-- BEGIN Recorded information --

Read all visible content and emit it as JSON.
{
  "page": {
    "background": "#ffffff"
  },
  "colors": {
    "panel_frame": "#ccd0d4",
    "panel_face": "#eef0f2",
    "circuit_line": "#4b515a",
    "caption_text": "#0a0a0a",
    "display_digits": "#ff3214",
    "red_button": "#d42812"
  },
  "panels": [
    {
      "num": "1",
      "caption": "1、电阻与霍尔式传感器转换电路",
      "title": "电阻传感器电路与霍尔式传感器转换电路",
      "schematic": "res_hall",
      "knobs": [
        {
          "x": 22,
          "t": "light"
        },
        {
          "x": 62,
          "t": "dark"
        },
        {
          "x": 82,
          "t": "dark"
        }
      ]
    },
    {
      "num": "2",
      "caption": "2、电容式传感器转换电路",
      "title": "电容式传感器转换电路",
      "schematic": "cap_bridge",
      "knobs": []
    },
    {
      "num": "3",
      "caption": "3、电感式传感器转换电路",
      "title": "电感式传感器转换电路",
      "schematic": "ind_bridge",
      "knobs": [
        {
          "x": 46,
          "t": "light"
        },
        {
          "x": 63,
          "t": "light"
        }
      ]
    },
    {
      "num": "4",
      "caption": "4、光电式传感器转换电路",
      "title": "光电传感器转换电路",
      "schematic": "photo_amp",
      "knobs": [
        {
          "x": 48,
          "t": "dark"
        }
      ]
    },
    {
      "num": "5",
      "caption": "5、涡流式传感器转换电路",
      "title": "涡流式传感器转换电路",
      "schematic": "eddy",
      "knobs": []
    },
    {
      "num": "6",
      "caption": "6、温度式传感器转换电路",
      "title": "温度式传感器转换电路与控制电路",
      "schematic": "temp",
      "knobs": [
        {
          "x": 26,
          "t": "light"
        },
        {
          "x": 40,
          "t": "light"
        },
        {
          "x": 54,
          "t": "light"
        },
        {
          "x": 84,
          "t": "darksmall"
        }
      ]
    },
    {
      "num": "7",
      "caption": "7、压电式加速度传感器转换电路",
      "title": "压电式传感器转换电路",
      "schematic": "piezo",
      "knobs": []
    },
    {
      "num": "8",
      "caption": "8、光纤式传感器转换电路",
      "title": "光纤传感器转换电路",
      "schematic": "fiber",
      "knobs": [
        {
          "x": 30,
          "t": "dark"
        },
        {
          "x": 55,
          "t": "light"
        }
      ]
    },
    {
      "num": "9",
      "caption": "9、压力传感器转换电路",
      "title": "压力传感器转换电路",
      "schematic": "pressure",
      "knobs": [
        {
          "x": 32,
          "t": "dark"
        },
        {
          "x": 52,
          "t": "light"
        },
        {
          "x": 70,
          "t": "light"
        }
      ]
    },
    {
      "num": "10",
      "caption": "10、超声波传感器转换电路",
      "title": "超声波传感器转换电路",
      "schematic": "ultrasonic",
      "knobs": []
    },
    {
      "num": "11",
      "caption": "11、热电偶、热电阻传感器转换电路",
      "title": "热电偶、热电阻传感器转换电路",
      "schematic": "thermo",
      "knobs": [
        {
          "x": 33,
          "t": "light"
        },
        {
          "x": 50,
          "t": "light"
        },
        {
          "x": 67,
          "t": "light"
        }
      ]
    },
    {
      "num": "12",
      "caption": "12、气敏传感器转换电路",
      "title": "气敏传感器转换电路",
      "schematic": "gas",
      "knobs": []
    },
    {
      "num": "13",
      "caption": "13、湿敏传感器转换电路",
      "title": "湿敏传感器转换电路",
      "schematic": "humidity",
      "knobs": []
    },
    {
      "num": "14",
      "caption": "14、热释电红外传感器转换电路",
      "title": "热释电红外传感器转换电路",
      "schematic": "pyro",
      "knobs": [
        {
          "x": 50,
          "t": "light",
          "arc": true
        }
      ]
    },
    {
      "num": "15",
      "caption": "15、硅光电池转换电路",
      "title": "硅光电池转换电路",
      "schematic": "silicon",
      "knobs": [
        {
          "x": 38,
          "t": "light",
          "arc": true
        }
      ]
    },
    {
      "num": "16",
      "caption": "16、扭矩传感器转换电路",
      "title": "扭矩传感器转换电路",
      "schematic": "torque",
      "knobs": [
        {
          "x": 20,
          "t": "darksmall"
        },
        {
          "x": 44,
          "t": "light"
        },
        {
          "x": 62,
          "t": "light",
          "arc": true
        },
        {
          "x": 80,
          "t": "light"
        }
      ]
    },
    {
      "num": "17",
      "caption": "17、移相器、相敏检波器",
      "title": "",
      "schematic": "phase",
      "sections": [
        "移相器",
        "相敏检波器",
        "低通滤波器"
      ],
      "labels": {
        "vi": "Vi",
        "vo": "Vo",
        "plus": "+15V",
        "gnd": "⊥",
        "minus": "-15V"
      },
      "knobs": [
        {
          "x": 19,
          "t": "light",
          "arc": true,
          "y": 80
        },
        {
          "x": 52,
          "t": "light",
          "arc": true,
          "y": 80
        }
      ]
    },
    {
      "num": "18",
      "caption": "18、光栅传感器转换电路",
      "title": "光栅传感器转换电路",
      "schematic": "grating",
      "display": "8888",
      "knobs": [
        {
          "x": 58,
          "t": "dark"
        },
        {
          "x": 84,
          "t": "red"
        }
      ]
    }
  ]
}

-- END Recorded information --

Faithfully reproduce all of the records, character for character.

» Output of the exercise:
Read all visible content and emit it as JSON.
{
  "page": {
    "background": "#ffffff"
  },
  "colors": {
    "panel_frame": "#ccd0d4",
    "panel_face": "#eef0f2",
    "circuit_line": "#4b515a",
    "caption_text": "#0a0a0a",
    "display_digits": "#ff3214",
    "red_button": "#d42812"
  },
  "panels": [
    {
      "num": "1",
      "caption": "1、电阻与霍尔式传感器转换电路",
      "title": "电阻传感器电路与霍尔式传感器转换电路",
      "schematic": "res_hall",
      "knobs": [
        {
          "x": 22,
          "t": "light"
        },
        {
          "x": 62,
          "t": "dark"
        },
        {
          "x": 82,
          "t": "dark"
        }
      ]
    },
    {
      "num": "2",
      "caption": "2、电容式传感器转换电路",
      "title": "电容式传感器转换电路",
      "schematic": "cap_bridge",
      "knobs": []
    },
    {
      "num": "3",
      "caption": "3、电感式传感器转换电路",
      "title": "电感式传感器转换电路",
      "schematic": "ind_bridge",
      "knobs": [
        {
          "x": 46,
          "t": "light"
        },
        {
          "x": 63,
          "t": "light"
        }
      ]
    },
    {
      "num": "4",
      "caption": "4、光电式传感器转换电路",
      "title": "光电传感器转换电路",
      "schematic": "photo_amp",
      "knobs": [
        {
          "x": 48,
          "t": "dark"
        }
      ]
    },
    {
      "num": "5",
      "caption": "5、涡流式传感器转换电路",
      "title": "涡流式传感器转换电路",
      "schematic": "eddy",
      "knobs": []
    },
    {
      "num": "6",
      "caption": "6、温度式传感器转换电路",
      "title": "温度式传感器转换电路与控制电路",
      "schematic": "temp",
      "knobs": [
        {
          "x": 26,
          "t": "light"
        },
        {
          "x": 40,
          "t": "light"
        },
        {
          "x": 54,
          "t": "light"
        },
        {
          "x": 84,
          "t": "darksmall"
        }
      ]
    },
    {
      "num": "7",
      "caption": "7、压电式加速度传感器转换电路",
      "title": "压电式传感器转换电路",
      "schematic": "piezo",
      "knobs": []
    },
    {
      "num": "8",
      "caption": "8、光纤式传感器转换电路",
      "title": "光纤传感器转换电路",
      "schematic": "fiber",
      "knobs": [
        {
          "x": 30,
          "t": "dark"
        },
        {
          "x": 55,
          "t": "light"
        }
      ]
    },
    {
      "num": "9",
      "caption": "9、压力传感器转换电路",
      "title": "压力传感器转换电路",
      "schematic": "pressure",
      "knobs": [
        {
          "x": 32,
          "t": "dark"
        },
        {
          "x": 52,
          "t": "light"
        },
        {
          "x": 70,
          "t": "light"
        }
      ]
    },
    {
      "num": "10",
      "caption": "10、超声波传感器转换电路",
      "title": "超声波传感器转换电路",
      "schematic": "ultrasonic",
      "knobs": []
    },
    {
      "num": "11",
      "caption": "11、热电偶、热电阻传感器转换电路",
      "title": "热电偶、热电阻传感器转换电路",
      "schematic": "thermo",
      "knobs": [
        {
          "x": 33,
          "t": "light"
        },
        {
          "x": 50,
          "t": "light"
        },
        {
          "x": 67,
          "t": "light"
        }
      ]
    },
    {
      "num": "12",
      "caption": "12、气敏传感器转换电路",
      "title": "气敏传感器转换电路",
      "schematic": "gas",
      "knobs": []
    },
    {
      "num": "13",
      "caption": "13、湿敏传感器转换电路",
      "title": "湿敏传感器转换电路",
      "schematic": "humidity",
      "knobs": []
    },
    {
      "num": "14",
      "caption": "14、热释电红外传感器转换电路",
      "title": "热释电红外传感器转换电路",
      "schematic": "pyro",
      "knobs": [
        {
          "x": 50,
          "t": "light",
          "arc": true
        }
      ]
    },
    {
      "num": "15",
      "caption": "15、硅光电池转换电路",
      "title": "硅光电池转换电路",
      "schematic": "silicon",
      "knobs": [
        {
          "x": 38,
          "t": "light",
          "arc": true
        }
      ]
    },
    {
      "num": "16",
      "caption": "16、扭矩传感器转换电路",
      "title": "扭矩传感器转换电路",
      "schematic": "torque",
      "knobs": [
        {
          "x": 20,
          "t": "darksmall"
        },
        {
          "x": 44,
          "t": "light"
        },
        {
          "x": 62,
          "t": "light",
          "arc": true
        },
        {
          "x": 80,
          "t": "light"
        }
      ]
    },
    {
      "num": "17",
      "caption": "17、移相器、相敏检波器",
      "title": "",
      "schematic": "phase",
      "sections": [
        "移相器",
        "相敏检波器",
        "低通滤波器"
      ],
      "labels": {
        "vi": "Vi",
        "vo": "Vo",
        "plus": "+15V",
        "gnd": "⊥",
        "minus": "-15V"
      },
      "knobs": [
        {
          "x": 19,
          "t": "light",
          "arc": true,
          "y": 80
        },
        {
          "x": 52,
          "t": "light",
          "arc": true,
          "y": 80
        }
      ]
    },
    {
      "num": "18",
      "caption": "18、光栅传感器转换电路",
      "title": "光栅传感器转换电路",
      "schematic": "grating",
      "display": "8888",
      "knobs": [
        {
          "x": 58,
          "t": "dark"
        },
        {
          "x": 84,
          "t": "red"
        }
      ]
    }
  ]
}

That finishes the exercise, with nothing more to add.